- _Written request_
Copy every line of the listing that holds the string "Ratnagiri".

- _Input records_

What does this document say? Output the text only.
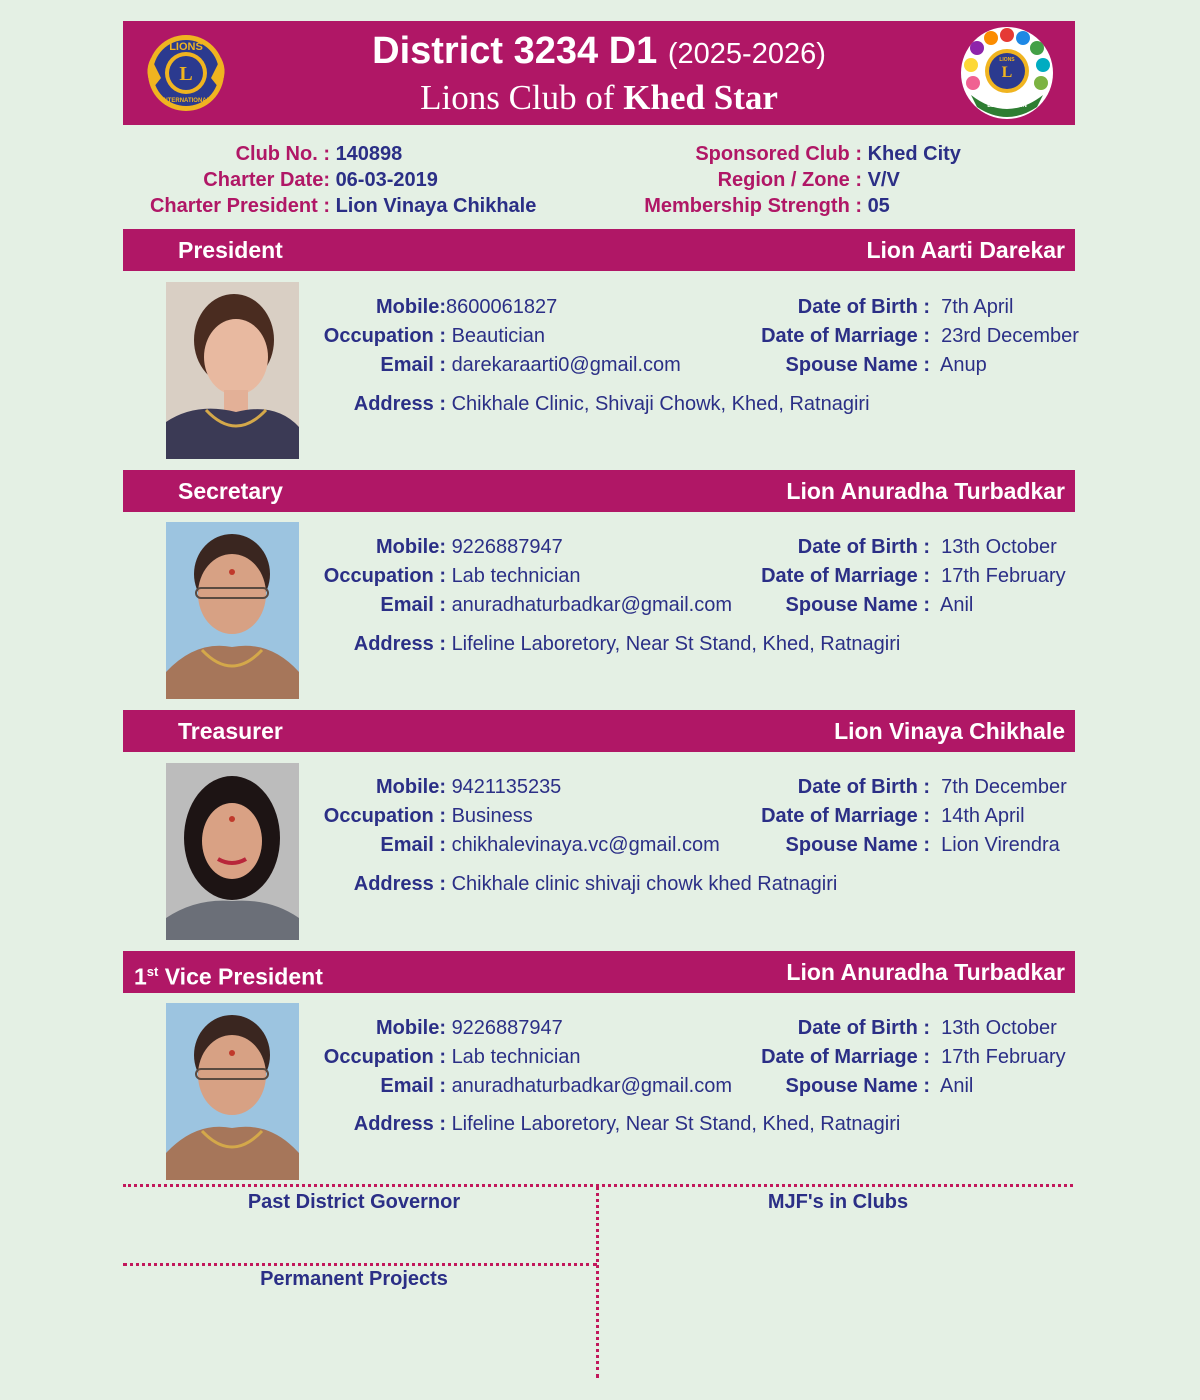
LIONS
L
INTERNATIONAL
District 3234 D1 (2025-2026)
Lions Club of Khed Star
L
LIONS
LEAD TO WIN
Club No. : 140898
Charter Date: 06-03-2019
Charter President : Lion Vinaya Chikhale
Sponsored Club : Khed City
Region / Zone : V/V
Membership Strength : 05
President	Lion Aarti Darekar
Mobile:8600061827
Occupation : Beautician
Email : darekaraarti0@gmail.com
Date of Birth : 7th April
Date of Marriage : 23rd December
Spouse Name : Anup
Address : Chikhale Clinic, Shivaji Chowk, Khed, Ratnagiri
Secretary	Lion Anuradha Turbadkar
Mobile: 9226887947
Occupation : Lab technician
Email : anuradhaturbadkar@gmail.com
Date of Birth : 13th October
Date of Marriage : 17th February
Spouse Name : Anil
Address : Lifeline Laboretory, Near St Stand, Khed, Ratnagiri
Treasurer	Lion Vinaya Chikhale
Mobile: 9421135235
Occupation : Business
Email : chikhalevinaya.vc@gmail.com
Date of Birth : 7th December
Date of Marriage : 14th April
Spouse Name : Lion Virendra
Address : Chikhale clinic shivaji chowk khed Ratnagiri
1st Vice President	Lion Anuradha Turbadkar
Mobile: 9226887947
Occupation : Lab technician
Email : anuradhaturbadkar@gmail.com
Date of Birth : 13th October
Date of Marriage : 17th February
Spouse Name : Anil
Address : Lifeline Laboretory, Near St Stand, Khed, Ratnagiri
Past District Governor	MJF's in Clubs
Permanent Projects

- _Reply to the exercise_
Address : Chikhale Clinic, Shivaji Chowk, Khed, Ratnagiri
Address : Lifeline Laboretory, Near St Stand, Khed, Ratnagiri
Address : Chikhale clinic shivaji chowk khed Ratnagiri
Address : Lifeline Laboretory, Near St Stand, Khed, Ratnagiri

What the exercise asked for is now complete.